[Extracted records]
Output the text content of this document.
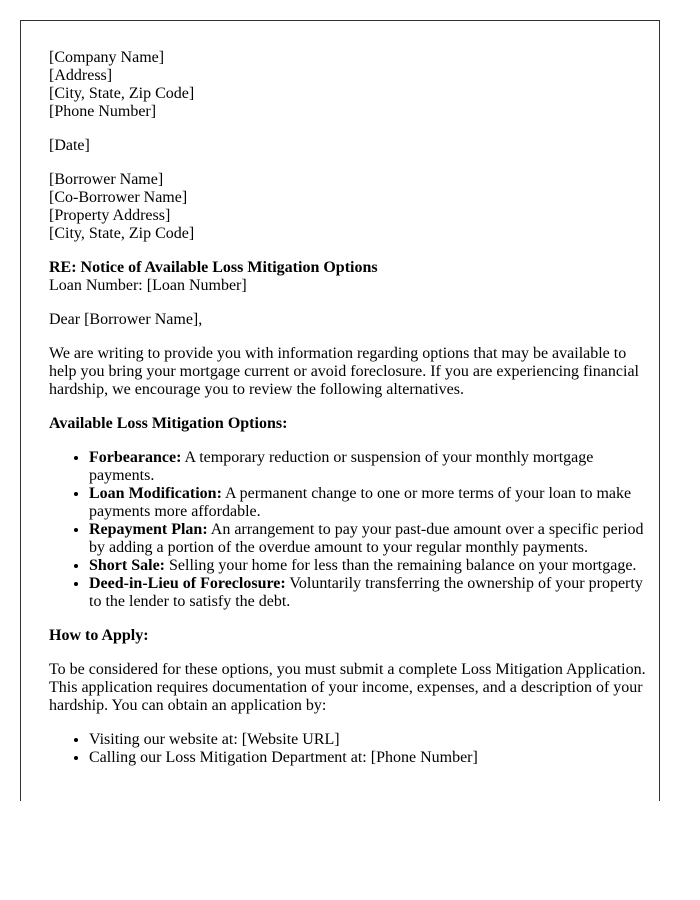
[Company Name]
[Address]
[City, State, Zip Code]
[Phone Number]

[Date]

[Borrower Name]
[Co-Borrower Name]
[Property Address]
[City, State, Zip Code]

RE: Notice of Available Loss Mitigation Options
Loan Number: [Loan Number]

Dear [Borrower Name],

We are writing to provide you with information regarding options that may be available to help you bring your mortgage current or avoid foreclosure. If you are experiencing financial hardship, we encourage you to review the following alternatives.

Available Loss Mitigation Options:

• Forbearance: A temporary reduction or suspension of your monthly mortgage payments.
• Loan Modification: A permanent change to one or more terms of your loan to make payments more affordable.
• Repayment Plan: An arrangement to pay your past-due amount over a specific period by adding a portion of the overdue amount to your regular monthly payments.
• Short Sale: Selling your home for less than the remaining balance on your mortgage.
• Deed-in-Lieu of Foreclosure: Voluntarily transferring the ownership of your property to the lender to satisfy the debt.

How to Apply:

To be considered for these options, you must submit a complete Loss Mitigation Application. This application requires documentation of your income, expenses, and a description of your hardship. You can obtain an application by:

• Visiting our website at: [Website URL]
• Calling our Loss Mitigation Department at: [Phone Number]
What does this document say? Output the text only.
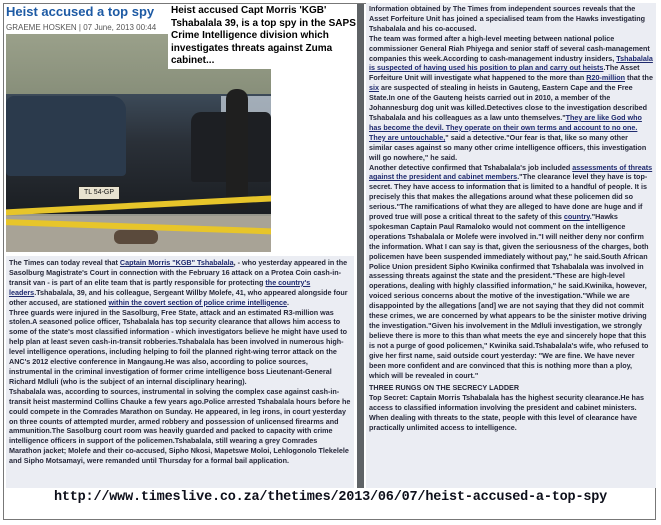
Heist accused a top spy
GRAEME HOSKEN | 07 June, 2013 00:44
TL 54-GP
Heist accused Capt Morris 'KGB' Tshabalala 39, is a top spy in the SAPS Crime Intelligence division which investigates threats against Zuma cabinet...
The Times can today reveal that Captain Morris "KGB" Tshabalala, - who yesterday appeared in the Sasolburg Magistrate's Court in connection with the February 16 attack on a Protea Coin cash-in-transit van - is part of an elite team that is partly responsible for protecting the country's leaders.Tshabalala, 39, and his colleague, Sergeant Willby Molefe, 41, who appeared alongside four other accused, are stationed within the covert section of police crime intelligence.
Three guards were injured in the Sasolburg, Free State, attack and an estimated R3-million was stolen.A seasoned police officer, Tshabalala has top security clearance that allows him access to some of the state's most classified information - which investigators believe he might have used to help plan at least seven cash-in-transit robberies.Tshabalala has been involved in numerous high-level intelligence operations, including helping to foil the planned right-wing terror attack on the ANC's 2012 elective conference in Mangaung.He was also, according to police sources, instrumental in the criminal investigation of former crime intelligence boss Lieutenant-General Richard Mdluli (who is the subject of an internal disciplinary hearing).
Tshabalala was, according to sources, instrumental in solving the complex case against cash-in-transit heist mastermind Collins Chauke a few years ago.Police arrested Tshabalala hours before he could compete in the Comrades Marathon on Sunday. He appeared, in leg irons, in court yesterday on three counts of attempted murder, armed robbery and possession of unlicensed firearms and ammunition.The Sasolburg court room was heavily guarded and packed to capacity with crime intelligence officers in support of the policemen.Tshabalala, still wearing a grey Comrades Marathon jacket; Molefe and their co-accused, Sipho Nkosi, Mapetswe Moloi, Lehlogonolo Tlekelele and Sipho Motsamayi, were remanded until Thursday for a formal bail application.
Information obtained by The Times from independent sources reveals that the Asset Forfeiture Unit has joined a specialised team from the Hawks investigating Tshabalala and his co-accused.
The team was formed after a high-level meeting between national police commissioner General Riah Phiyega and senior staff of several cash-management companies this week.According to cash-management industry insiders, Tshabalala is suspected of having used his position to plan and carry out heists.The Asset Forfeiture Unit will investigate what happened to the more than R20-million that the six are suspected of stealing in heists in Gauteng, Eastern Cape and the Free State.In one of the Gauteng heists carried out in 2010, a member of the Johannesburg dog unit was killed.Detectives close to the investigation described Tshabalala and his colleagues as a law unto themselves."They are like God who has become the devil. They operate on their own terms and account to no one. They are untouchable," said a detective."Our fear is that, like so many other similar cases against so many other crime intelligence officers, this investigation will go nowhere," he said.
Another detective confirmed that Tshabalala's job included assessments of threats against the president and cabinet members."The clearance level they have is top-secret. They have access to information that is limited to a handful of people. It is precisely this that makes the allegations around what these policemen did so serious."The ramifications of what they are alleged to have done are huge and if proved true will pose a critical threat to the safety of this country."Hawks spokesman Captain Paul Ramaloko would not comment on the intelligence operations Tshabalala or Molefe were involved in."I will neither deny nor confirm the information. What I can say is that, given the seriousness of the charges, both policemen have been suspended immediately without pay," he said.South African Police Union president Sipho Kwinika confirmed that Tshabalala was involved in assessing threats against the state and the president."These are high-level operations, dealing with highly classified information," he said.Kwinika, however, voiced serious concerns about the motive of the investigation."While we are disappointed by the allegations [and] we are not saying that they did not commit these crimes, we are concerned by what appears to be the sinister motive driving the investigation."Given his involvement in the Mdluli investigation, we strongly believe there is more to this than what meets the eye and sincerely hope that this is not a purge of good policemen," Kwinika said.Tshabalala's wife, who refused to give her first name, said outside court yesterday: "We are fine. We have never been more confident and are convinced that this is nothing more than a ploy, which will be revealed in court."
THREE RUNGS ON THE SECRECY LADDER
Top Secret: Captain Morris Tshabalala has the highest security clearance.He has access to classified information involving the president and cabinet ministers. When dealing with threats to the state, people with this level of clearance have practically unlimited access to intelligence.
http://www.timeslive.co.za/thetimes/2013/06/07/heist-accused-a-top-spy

Prompt:
Pictures don't belong in the copy. Restate all the entries exactly.

Output of the task:
Output the text content of this document.
[Company Name]
[Address]
[City, State, Zip Code]
[Phone Number]

[Date]

[Borrower Name]
[Co-Borrower Name]
[Property Address]
[City, State, Zip Code]

RE: Notice of Available Loss Mitigation Options
Loan Number: [Loan Number]

Dear [Borrower Name],

We are writing to provide you with information regarding options that may be available to help you bring your mortgage current or avoid foreclosure. If you are experiencing financial hardship, we encourage you to review the following alternatives.

Available Loss Mitigation Options:

• Forbearance: A temporary reduction or suspension of your monthly mortgage payments.
• Loan Modification: A permanent change to one or more terms of your loan to make payments more affordable.
• Repayment Plan: An arrangement to pay your past-due amount over a specific period by adding a portion of the overdue amount to your regular monthly payments.
• Short Sale: Selling your home for less than the remaining balance on your mortgage.
• Deed-in-Lieu of Foreclosure: Voluntarily transferring the ownership of your property to the lender to satisfy the debt.

How to Apply:

To be considered for these options, you must submit a complete Loss Mitigation Application. This application requires documentation of your income, expenses, and a description of your hardship. You can obtain an application by:

• Visiting our website at: [Website URL]
• Calling our Loss Mitigation Department at: [Phone Number]
What does this document say? Output the text only.
Heist accused a top spy
GRAEME HOSKEN | 07 June, 2013 00:44
TL 54-GP
Heist accused Capt Morris 'KGB' Tshabalala 39, is a top spy in the SAPS Crime Intelligence division which investigates threats against Zuma cabinet...
The Times can today reveal that Captain Morris "KGB" Tshabalala, - who yesterday appeared in the Sasolburg Magistrate's Court in connection with the February 16 attack on a Protea Coin cash-in-transit van - is part of an elite team that is partly responsible for protecting the country's leaders.Tshabalala, 39, and his colleague, Sergeant Willby Molefe, 41, who appeared alongside four other accused, are stationed within the covert section of police crime intelligence.
Three guards were injured in the Sasolburg, Free State, attack and an estimated R3-million was stolen.A seasoned police officer, Tshabalala has top security clearance that allows him access to some of the state's most classified information - which investigators believe he might have used to help plan at least seven cash-in-transit robberies.Tshabalala has been involved in numerous high-level intelligence operations, including helping to foil the planned right-wing terror attack on the ANC's 2012 elective conference in Mangaung.He was also, according to police sources, instrumental in the criminal investigation of former crime intelligence boss Lieutenant-General Richard Mdluli (who is the subject of an internal disciplinary hearing).
Tshabalala was, according to sources, instrumental in solving the complex case against cash-in-transit heist mastermind Collins Chauke a few years ago.Police arrested Tshabalala hours before he could compete in the Comrades Marathon on Sunday. He appeared, in leg irons, in court yesterday on three counts of attempted murder, armed robbery and possession of unlicensed firearms and ammunition.The Sasolburg court room was heavily guarded and packed to capacity with crime intelligence officers in support of the policemen.Tshabalala, still wearing a grey Comrades Marathon jacket; Molefe and their co-accused, Sipho Nkosi, Mapetswe Moloi, Lehlogonolo Tlekelele and Sipho Motsamayi, were remanded until Thursday for a formal bail application.
Information obtained by The Times from independent sources reveals that the Asset Forfeiture Unit has joined a specialised team from the Hawks investigating Tshabalala and his co-accused.
The team was formed after a high-level meeting between national police commissioner General Riah Phiyega and senior staff of several cash-management companies this week.According to cash-management industry insiders, Tshabalala is suspected of having used his position to plan and carry out heists.The Asset Forfeiture Unit will investigate what happened to the more than R20-million that the six are suspected of stealing in heists in Gauteng, Eastern Cape and the Free State.In one of the Gauteng heists carried out in 2010, a member of the Johannesburg dog unit was killed.Detectives close to the investigation described Tshabalala and his colleagues as a law unto themselves."They are like God who has become the devil. They operate on their own terms and account to no one. They are untouchable," said a detective."Our fear is that, like so many other similar cases against so many other crime intelligence officers, this investigation will go nowhere," he said.
Another detective confirmed that Tshabalala's job included assessments of threats against the president and cabinet members."The clearance level they have is top-secret. They have access to information that is limited to a handful of people. It is precisely this that makes the allegations around what these policemen did so serious."The ramifications of what they are alleged to have done are huge and if proved true will pose a critical threat to the safety of this country."Hawks spokesman Captain Paul Ramaloko would not comment on the intelligence operations Tshabalala or Molefe were involved in."I will neither deny nor confirm the information. What I can say is that, given the seriousness of the charges, both policemen have been suspended immediately without pay," he said.South African Police Union president Sipho Kwinika confirmed that Tshabalala was involved in assessing threats against the state and the president."These are high-level operations, dealing with highly classified information," he said.Kwinika, however, voiced serious concerns about the motive of the investigation."While we are disappointed by the allegations [and] we are not saying that they did not commit these crimes, we are concerned by what appears to be the sinister motive driving the investigation."Given his involvement in the Mdluli investigation, we strongly believe there is more to this than what meets the eye and sincerely hope that this is not a purge of good policemen," Kwinika said.Tshabalala's wife, who refused to give her first name, said outside court yesterday: "We are fine. We have never been more confident and are convinced that this is nothing more than a ploy, which will be revealed in court."
THREE RUNGS ON THE SECRECY LADDER
Top Secret: Captain Morris Tshabalala has the highest security clearance.He has access to classified information involving the president and cabinet ministers. When dealing with threats to the state, people with this level of clearance have practically unlimited access to intelligence.
http://www.timeslive.co.za/thetimes/2013/06/07/heist-accused-a-top-spy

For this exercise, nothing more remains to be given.